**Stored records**
● ● ● ● ●

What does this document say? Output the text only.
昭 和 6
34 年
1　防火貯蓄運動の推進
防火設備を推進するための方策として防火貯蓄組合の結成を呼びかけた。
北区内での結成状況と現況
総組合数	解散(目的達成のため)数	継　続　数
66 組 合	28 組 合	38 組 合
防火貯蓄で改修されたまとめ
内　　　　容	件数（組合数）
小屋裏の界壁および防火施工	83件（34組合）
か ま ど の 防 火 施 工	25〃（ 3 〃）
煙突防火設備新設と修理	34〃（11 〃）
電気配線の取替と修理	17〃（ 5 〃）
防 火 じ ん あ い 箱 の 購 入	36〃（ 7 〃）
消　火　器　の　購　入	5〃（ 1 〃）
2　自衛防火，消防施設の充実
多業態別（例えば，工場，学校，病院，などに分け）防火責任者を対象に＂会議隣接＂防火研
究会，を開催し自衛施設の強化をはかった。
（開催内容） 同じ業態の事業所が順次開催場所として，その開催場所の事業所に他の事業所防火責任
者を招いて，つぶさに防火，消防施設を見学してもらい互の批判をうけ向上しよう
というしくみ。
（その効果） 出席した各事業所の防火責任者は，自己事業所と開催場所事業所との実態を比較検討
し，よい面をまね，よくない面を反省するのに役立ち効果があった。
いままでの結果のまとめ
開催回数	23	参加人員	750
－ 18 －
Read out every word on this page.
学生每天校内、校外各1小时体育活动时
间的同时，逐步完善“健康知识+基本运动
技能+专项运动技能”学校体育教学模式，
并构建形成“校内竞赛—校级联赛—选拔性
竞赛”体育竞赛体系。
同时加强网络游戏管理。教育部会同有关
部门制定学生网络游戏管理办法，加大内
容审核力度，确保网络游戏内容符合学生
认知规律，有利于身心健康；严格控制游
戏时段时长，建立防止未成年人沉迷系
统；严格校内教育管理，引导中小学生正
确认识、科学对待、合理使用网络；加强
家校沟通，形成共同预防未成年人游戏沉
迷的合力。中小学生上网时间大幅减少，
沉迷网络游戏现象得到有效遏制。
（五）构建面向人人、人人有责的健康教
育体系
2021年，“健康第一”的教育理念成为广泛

● ● ● ● ●

**What is being asked**
Reproduce the material precisely, including every line.

**Problem solution**
What does this document say? Output the text only.
昭 和 6
34 年
1　防火貯蓄運動の推進
防火設備を推進するための方策として防火貯蓄組合の結成を呼びかけた。
北区内での結成状況と現況
総組合数	解散(目的達成のため)数	継　続　数
66 組 合	28 組 合	38 組 合
防火貯蓄で改修されたまとめ
内　　　　容	件数（組合数）
小屋裏の界壁および防火施工	83件（34組合）
か ま ど の 防 火 施 工	25〃（ 3 〃）
煙突防火設備新設と修理	34〃（11 〃）
電気配線の取替と修理	17〃（ 5 〃）
防 火 じ ん あ い 箱 の 購 入	36〃（ 7 〃）
消　火　器　の　購　入	5〃（ 1 〃）
2　自衛防火，消防施設の充実
多業態別（例えば，工場，学校，病院，などに分け）防火責任者を対象に＂会議隣接＂防火研
究会，を開催し自衛施設の強化をはかった。
（開催内容） 同じ業態の事業所が順次開催場所として，その開催場所の事業所に他の事業所防火責任
者を招いて，つぶさに防火，消防施設を見学してもらい互の批判をうけ向上しよう
というしくみ。
（その効果） 出席した各事業所の防火責任者は，自己事業所と開催場所事業所との実態を比較検討
し，よい面をまね，よくない面を反省するのに役立ち効果があった。
いままでの結果のまとめ
開催回数	23	参加人員	750
－ 18 －
Read out every word on this page.
学生每天校内、校外各1小时体育活动时
间的同时，逐步完善“健康知识+基本运动
技能+专项运动技能”学校体育教学模式，
并构建形成“校内竞赛—校级联赛—选拔性
竞赛”体育竞赛体系。
同时加强网络游戏管理。教育部会同有关
部门制定学生网络游戏管理办法，加大内
容审核力度，确保网络游戏内容符合学生
认知规律，有利于身心健康；严格控制游
戏时段时长，建立防止未成年人沉迷系
统；严格校内教育管理，引导中小学生正
确认识、科学对待、合理使用网络；加强
家校沟通，形成共同预防未成年人游戏沉
迷的合力。中小学生上网时间大幅减少，
沉迷网络游戏现象得到有效遏制。
（五）构建面向人人、人人有责的健康教
育体系
2021年，“健康第一”的教育理念成为广泛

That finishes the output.